» TO DO
Pictures should be excluded; otherwise, copy every entry exactly.

===== INPUT ROWS

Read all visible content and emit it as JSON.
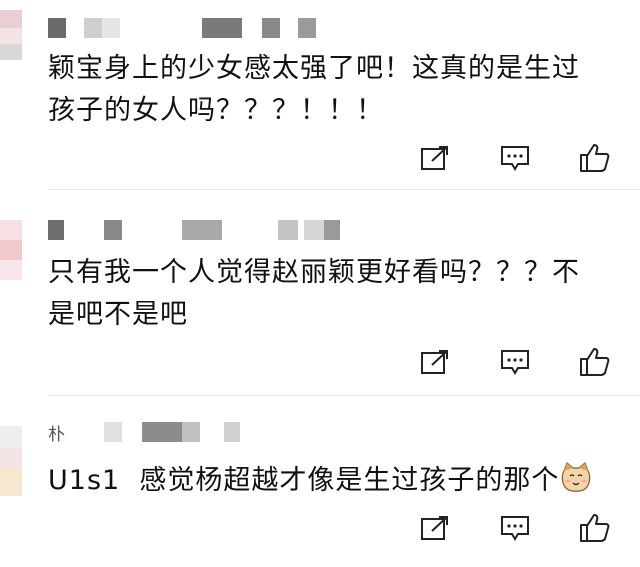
{
  "comments": [
    {
      "text": "颖宝身上的少女感太强了吧！这真的是生过\n孩子的女人吗？？？！！！",
      "actions": {
        "share_icon": "share-icon",
        "reply_icon": "comment-icon",
        "like_icon": "thumbs-up-icon"
      }
    },
    {
      "text": "只有我一个人觉得赵丽颖更好看吗？？？不\n是吧不是吧",
      "actions": {
        "share_icon": "share-icon",
        "reply_icon": "comment-icon",
        "like_icon": "thumbs-up-icon"
      }
    },
    {
      "name_glyph": "朴",
      "text": "U1s1  感觉杨超越才像是生过孩子的那个",
      "emoji": "cat-face-emoji",
      "actions": {
        "share_icon": "share-icon",
        "reply_icon": "comment-icon",
        "like_icon": "thumbs-up-icon"
      }
    }
  ],
  "colors": {
    "icon": "#222222",
    "divider": "#e4e4e4",
    "avatar_pink": "#f2c9cf",
    "blur_gray": "#bdbdbd"
  }
}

==========

» OUTPUT OF THE EXERCISE
Read all visible content and emit it as JSON.
{
  "comments": [
    {
      "text": "颖宝身上的少女感太强了吧！这真的是生过\n孩子的女人吗？？？！！！",
      "actions": {
        "share_icon": "share-icon",
        "reply_icon": "comment-icon",
        "like_icon": "thumbs-up-icon"
      }
    },
    {
      "text": "只有我一个人觉得赵丽颖更好看吗？？？不\n是吧不是吧",
      "actions": {
        "share_icon": "share-icon",
        "reply_icon": "comment-icon",
        "like_icon": "thumbs-up-icon"
      }
    },
    {
      "name_glyph": "朴",
      "text": "U1s1  感觉杨超越才像是生过孩子的那个",
      "emoji": "cat-face-emoji",
      "actions": {
        "share_icon": "share-icon",
        "reply_icon": "comment-icon",
        "like_icon": "thumbs-up-icon"
      }
    }
  ],
  "colors": {
    "icon": "#222222",
    "divider": "#e4e4e4",
    "avatar_pink": "#f2c9cf",
    "blur_gray": "#bdbdbd"
  }
}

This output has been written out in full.